DIRECTIONS
List each line in which the string "this" appears.

INFORMATION GIVEN
____

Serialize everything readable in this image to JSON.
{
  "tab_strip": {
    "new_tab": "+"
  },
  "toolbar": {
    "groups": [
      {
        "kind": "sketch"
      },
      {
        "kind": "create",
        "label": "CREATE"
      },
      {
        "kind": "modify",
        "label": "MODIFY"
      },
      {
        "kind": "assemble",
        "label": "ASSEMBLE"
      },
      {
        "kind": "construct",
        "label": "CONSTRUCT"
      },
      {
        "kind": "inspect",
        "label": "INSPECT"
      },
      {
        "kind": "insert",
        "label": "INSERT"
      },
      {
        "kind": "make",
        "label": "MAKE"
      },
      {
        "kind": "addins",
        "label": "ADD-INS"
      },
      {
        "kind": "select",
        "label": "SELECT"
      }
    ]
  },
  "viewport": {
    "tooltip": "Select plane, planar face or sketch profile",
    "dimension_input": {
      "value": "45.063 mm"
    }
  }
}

____

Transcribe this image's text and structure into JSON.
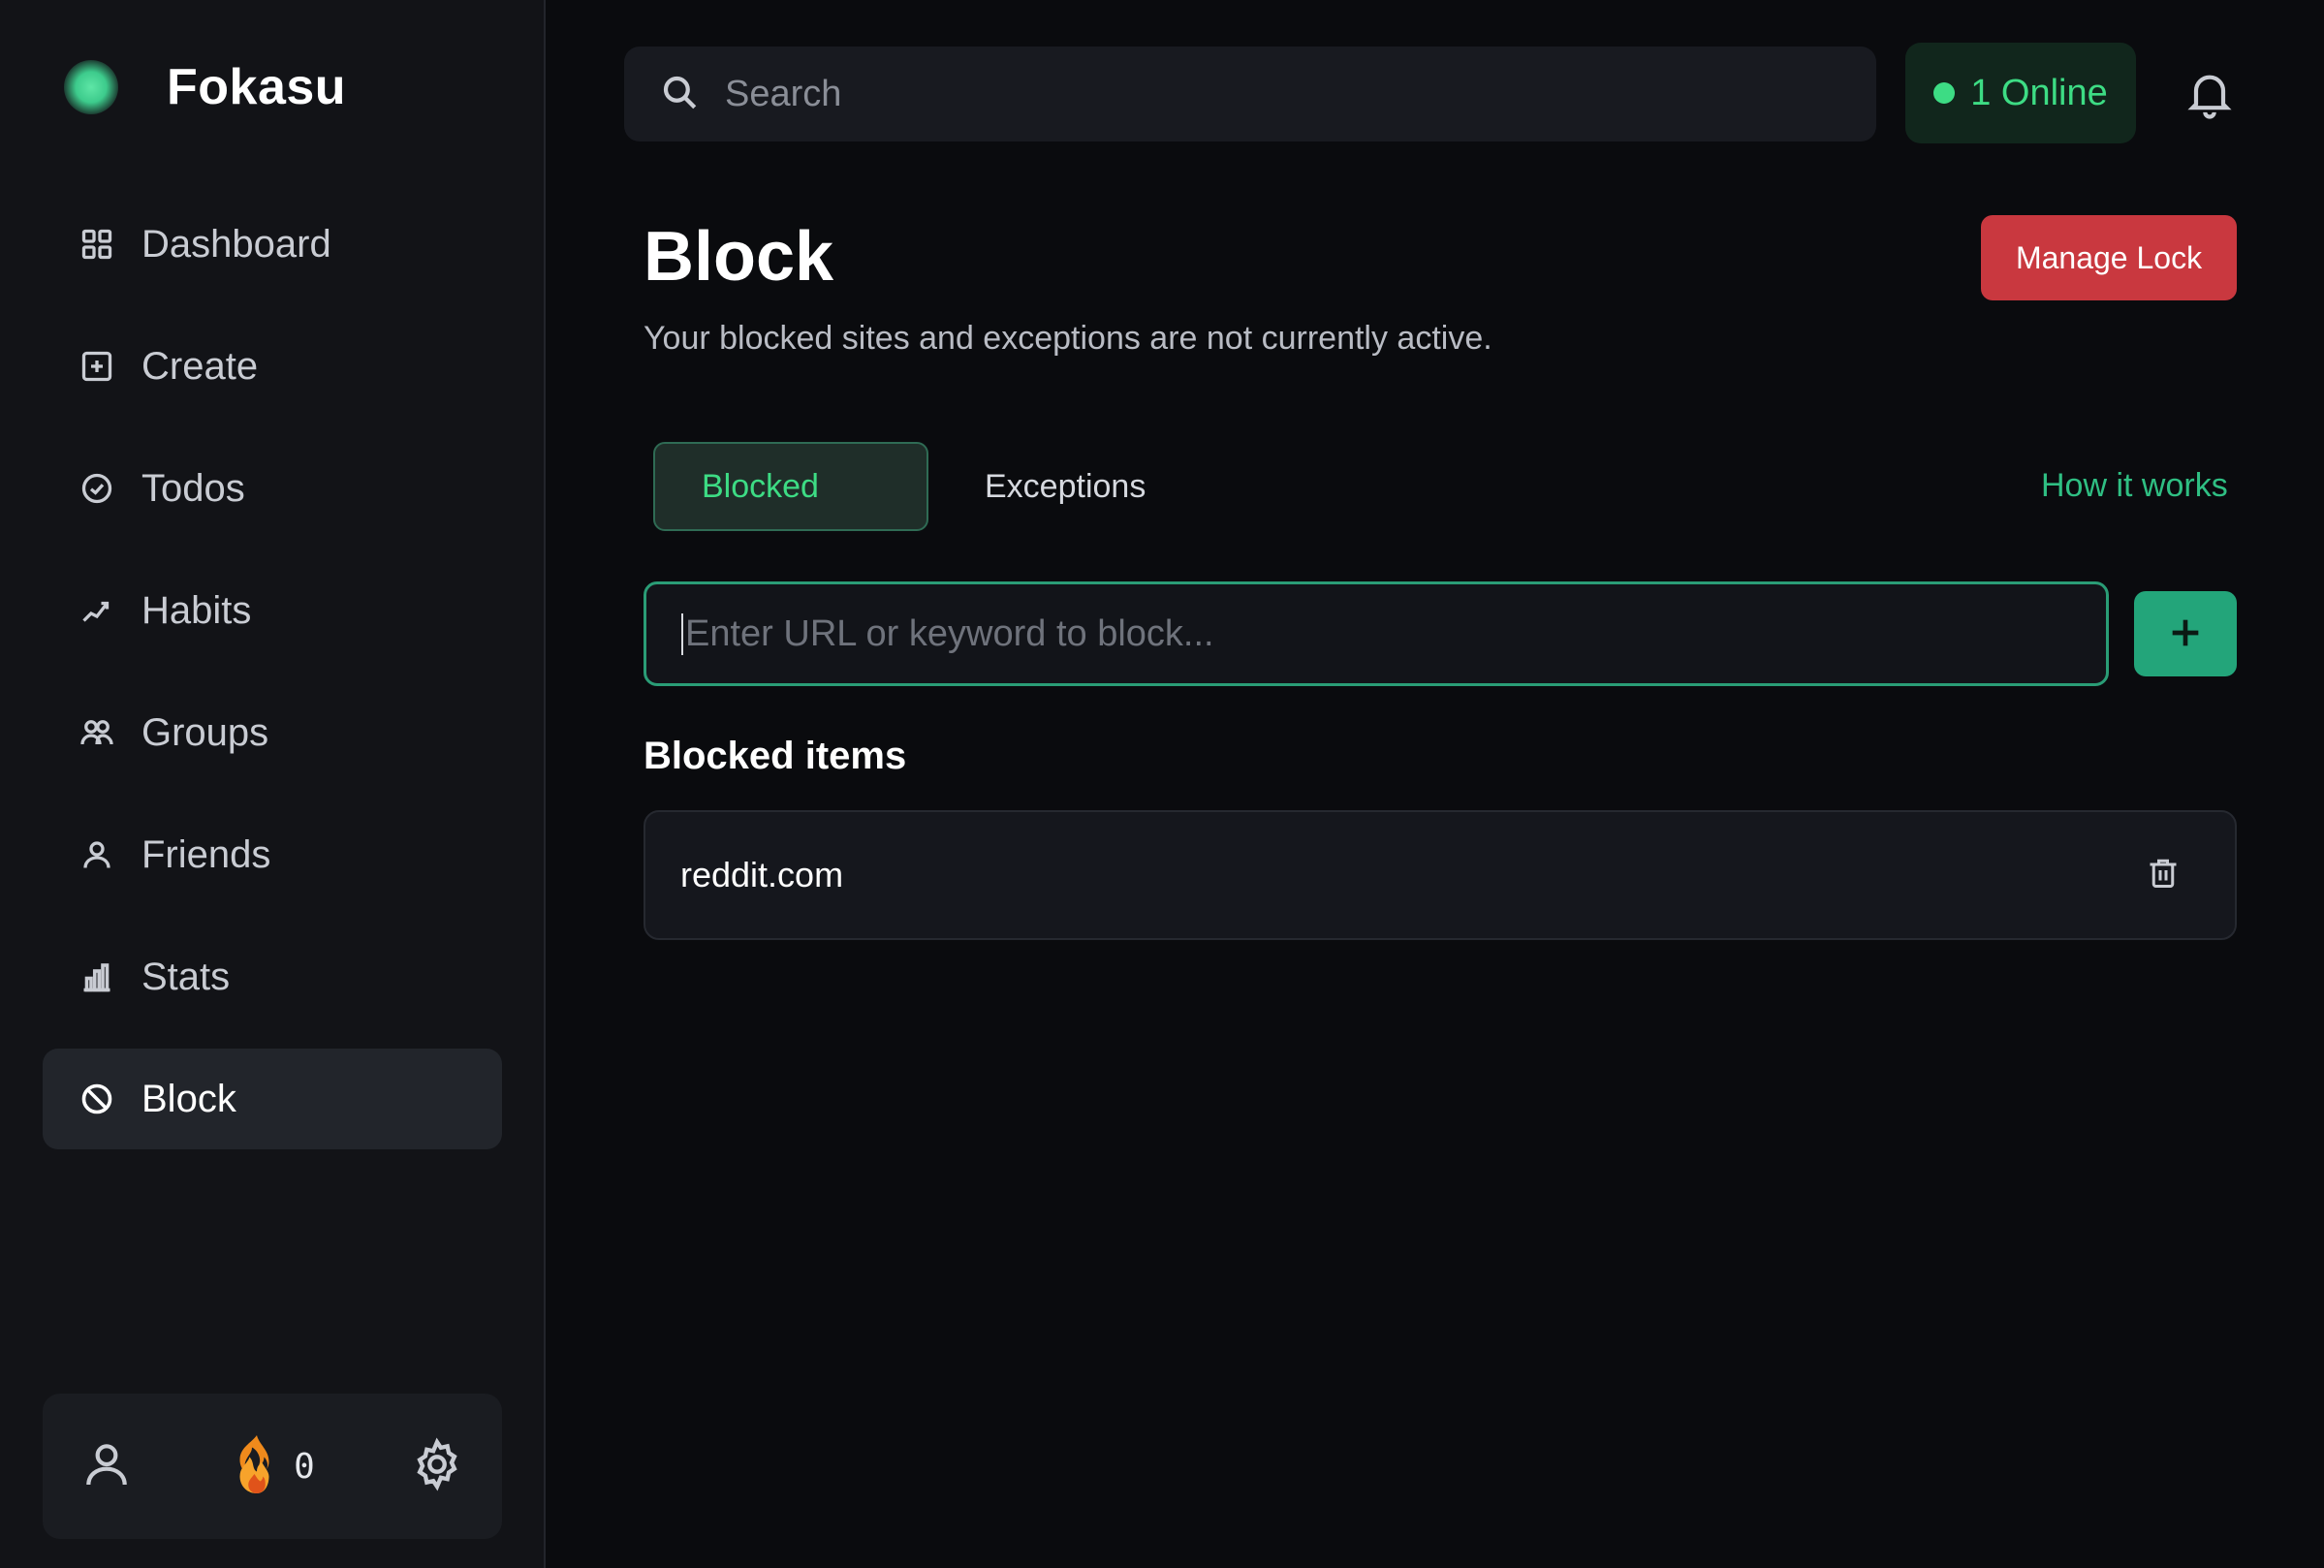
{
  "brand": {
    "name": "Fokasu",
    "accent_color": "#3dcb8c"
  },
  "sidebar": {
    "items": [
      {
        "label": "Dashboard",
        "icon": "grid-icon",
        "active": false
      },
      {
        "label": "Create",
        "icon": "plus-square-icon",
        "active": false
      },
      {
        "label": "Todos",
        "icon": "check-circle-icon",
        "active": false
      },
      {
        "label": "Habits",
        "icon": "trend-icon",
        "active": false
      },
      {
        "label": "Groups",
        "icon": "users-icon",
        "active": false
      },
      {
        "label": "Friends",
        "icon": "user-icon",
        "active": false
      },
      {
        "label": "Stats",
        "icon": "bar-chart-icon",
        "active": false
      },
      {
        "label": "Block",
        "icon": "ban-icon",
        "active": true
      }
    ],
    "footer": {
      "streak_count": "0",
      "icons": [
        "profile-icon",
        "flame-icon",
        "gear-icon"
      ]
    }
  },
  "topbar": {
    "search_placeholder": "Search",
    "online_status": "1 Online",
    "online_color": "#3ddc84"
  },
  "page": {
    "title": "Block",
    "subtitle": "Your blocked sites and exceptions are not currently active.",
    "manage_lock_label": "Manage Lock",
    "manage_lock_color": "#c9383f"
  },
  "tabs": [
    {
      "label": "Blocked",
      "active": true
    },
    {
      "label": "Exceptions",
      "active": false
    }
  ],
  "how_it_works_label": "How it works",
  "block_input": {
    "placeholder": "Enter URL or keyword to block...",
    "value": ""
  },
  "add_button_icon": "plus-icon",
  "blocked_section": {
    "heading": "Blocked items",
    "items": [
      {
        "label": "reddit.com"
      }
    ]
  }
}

____

WORKED ANSWER
Serialize everything readable in this image to JSON.
Transcribe this image's text and structure into JSON.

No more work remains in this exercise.